Data entries
======

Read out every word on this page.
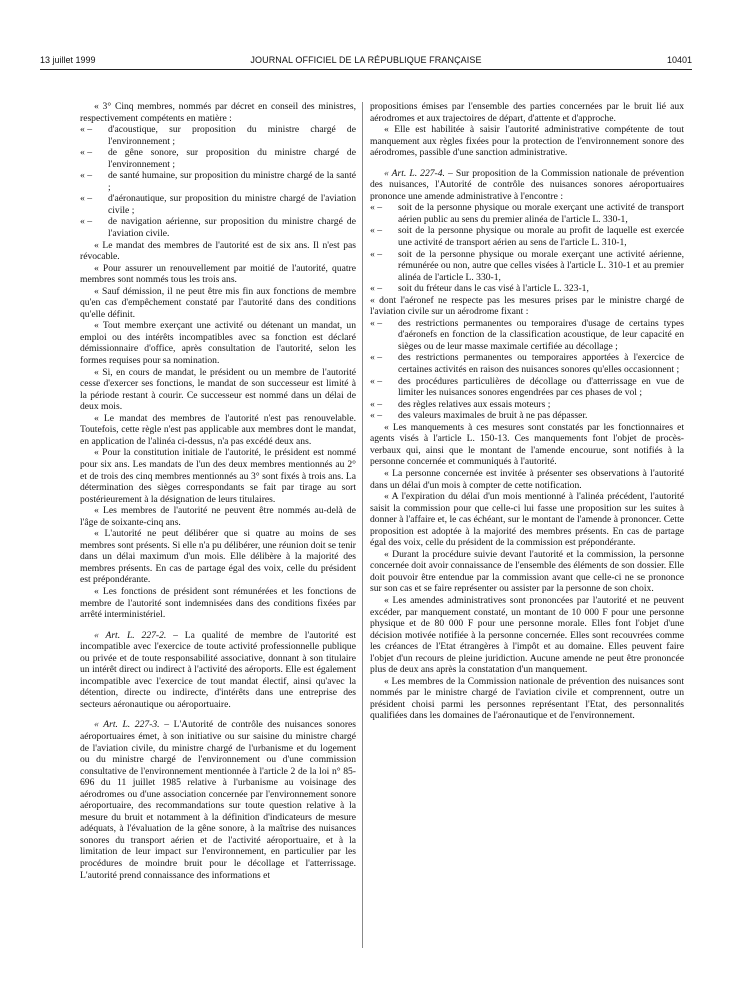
13 juillet 1999	JOURNAL OFFICIEL DE LA RÉPUBLIQUE FRANÇAISE	10401

« 3° Cinq membres, nommés par décret en conseil des ministres, respectivement compétents en matière :

« – d'acoustique, sur proposition du ministre chargé de l'environnement ;

« – de gêne sonore, sur proposition du ministre chargé de l'environnement ;

« – de santé humaine, sur proposition du ministre chargé de la santé ;

« – d'aéronautique, sur proposition du ministre chargé de l'aviation civile ;

« – de navigation aérienne, sur proposition du ministre chargé de l'aviation civile.

« Le mandat des membres de l'autorité est de six ans. Il n'est pas révocable.

« Pour assurer un renouvellement par moitié de l'autorité, quatre membres sont nommés tous les trois ans.

« Sauf démission, il ne peut être mis fin aux fonctions de membre qu'en cas d'empêchement constaté par l'autorité dans des conditions qu'elle définit.

« Tout membre exerçant une activité ou détenant un mandat, un emploi ou des intérêts incompatibles avec sa fonction est déclaré démissionnaire d'office, après consultation de l'autorité, selon les formes requises pour sa nomination.

« Si, en cours de mandat, le président ou un membre de l'autorité cesse d'exercer ses fonctions, le mandat de son successeur est limité à la période restant à courir. Ce successeur est nommé dans un délai de deux mois.

« Le mandat des membres de l'autorité n'est pas renouvelable. Toutefois, cette règle n'est pas applicable aux membres dont le mandat, en application de l'alinéa ci-dessus, n'a pas excédé deux ans.

« Pour la constitution initiale de l'autorité, le président est nommé pour six ans. Les mandats de l'un des deux membres mentionnés au 2° et de trois des cinq membres mentionnés au 3° sont fixés à trois ans. La détermination des sièges correspondants se fait par tirage au sort postérieurement à la désignation de leurs titulaires.

« Les membres de l'autorité ne peuvent être nommés au-delà de l'âge de soixante-cinq ans.

« L'autorité ne peut délibérer que si quatre au moins de ses membres sont présents. Si elle n'a pu délibérer, une réunion doit se tenir dans un délai maximum d'un mois. Elle délibère à la majorité des membres présents. En cas de partage égal des voix, celle du président est prépondérante.

« Les fonctions de président sont rémunérées et les fonctions de membre de l'autorité sont indemnisées dans des conditions fixées par arrêté interministériel.

« Art. L. 227-2. – La qualité de membre de l'autorité est incompatible avec l'exercice de toute activité professionnelle publique ou privée et de toute responsabilité associative, donnant à son titulaire un intérêt direct ou indirect à l'activité des aéroports. Elle est également incompatible avec l'exercice de tout mandat électif, ainsi qu'avec la détention, directe ou indirecte, d'intérêts dans une entreprise des secteurs aéronautique ou aéroportuaire.

« Art. L. 227-3. – L'Autorité de contrôle des nuisances sonores aéroportuaires émet, à son initiative ou sur saisine du ministre chargé de l'aviation civile, du ministre chargé de l'urbanisme et du logement ou du ministre chargé de l'environnement ou d'une commission consultative de l'environnement mentionnée à l'article 2 de la loi n° 85-696 du 11 juillet 1985 relative à l'urbanisme au voisinage des aérodromes ou d'une association concernée par l'environnement sonore aéroportuaire, des recommandations sur toute question relative à la mesure du bruit et notamment à la définition d'indicateurs de mesure adéquats, à l'évaluation de la gêne sonore, à la maîtrise des nuisances sonores du transport aérien et de l'activité aéroportuaire, et à la limitation de leur impact sur l'environnement, en particulier par les procédures de moindre bruit pour le décollage et l'atterrissage. L'autorité prend connaissance des informations et

propositions émises par l'ensemble des parties concernées par le bruit lié aux aérodromes et aux trajectoires de départ, d'attente et d'approche.

« Elle est habilitée à saisir l'autorité administrative compétente de tout manquement aux règles fixées pour la protection de l'environnement sonore des aérodromes, passible d'une sanction administrative.

« Art. L. 227-4. – Sur proposition de la Commission nationale de prévention des nuisances, l'Autorité de contrôle des nuisances sonores aéroportuaires prononce une amende administrative à l'encontre :

« – soit de la personne physique ou morale exerçant une activité de transport aérien public au sens du premier alinéa de l'article L. 330-1,

« – soit de la personne physique ou morale au profit de laquelle est exercée une activité de transport aérien au sens de l'article L. 310-1,

« – soit de la personne physique ou morale exerçant une activité aérienne, rémunérée ou non, autre que celles visées à l'article L. 310-1 et au premier alinéa de l'article L. 330-1,

« – soit du fréteur dans le cas visé à l'article L. 323-1,

« dont l'aéronef ne respecte pas les mesures prises par le ministre chargé de l'aviation civile sur un aérodrome fixant :

« – des restrictions permanentes ou temporaires d'usage de certains types d'aéronefs en fonction de la classification acoustique, de leur capacité en sièges ou de leur masse maximale certifiée au décollage ;

« – des restrictions permanentes ou temporaires apportées à l'exercice de certaines activités en raison des nuisances sonores qu'elles occasionnent ;

« – des procédures particulières de décollage ou d'atterrissage en vue de limiter les nuisances sonores engendrées par ces phases de vol ;

« – des règles relatives aux essais moteurs ;

« – des valeurs maximales de bruit à ne pas dépasser.

« Les manquements à ces mesures sont constatés par les fonctionnaires et agents visés à l'article L. 150-13. Ces manquements font l'objet de procès-verbaux qui, ainsi que le montant de l'amende encourue, sont notifiés à la personne concernée et communiqués à l'autorité.

« La personne concernée est invitée à présenter ses observations à l'autorité dans un délai d'un mois à compter de cette notification.

« A l'expiration du délai d'un mois mentionné à l'alinéa précédent, l'autorité saisit la commission pour que celle-ci lui fasse une proposition sur les suites à donner à l'affaire et, le cas échéant, sur le montant de l'amende à prononcer. Cette proposition est adoptée à la majorité des membres présents. En cas de partage égal des voix, celle du président de la commission est prépondérante.

« Durant la procédure suivie devant l'autorité et la commission, la personne concernée doit avoir connaissance de l'ensemble des éléments de son dossier. Elle doit pouvoir être entendue par la commission avant que celle-ci ne se prononce sur son cas et se faire représenter ou assister par la personne de son choix.

« Les amendes administratives sont prononcées par l'autorité et ne peuvent excéder, par manquement constaté, un montant de 10 000 F pour une personne physique et de 80 000 F pour une personne morale. Elles font l'objet d'une décision motivée notifiée à la personne concernée. Elles sont recouvrées comme les créances de l'Etat étrangères à l'impôt et au domaine. Elles peuvent faire l'objet d'un recours de pleine juridiction. Aucune amende ne peut être prononcée plus de deux ans après la constatation d'un manquement.

« Les membres de la Commission nationale de prévention des nuisances sont nommés par le ministre chargé de l'aviation civile et comprennent, outre un président choisi parmi les personnes représentant l'Etat, des personnalités qualifiées dans les domaines de l'aéronautique et de l'environnement.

======

GIVEN PROBLEM: Report the count of lines in the entries that contain the string "aéronautique", and nothing besides it.

FINISHED EXERCISE: 3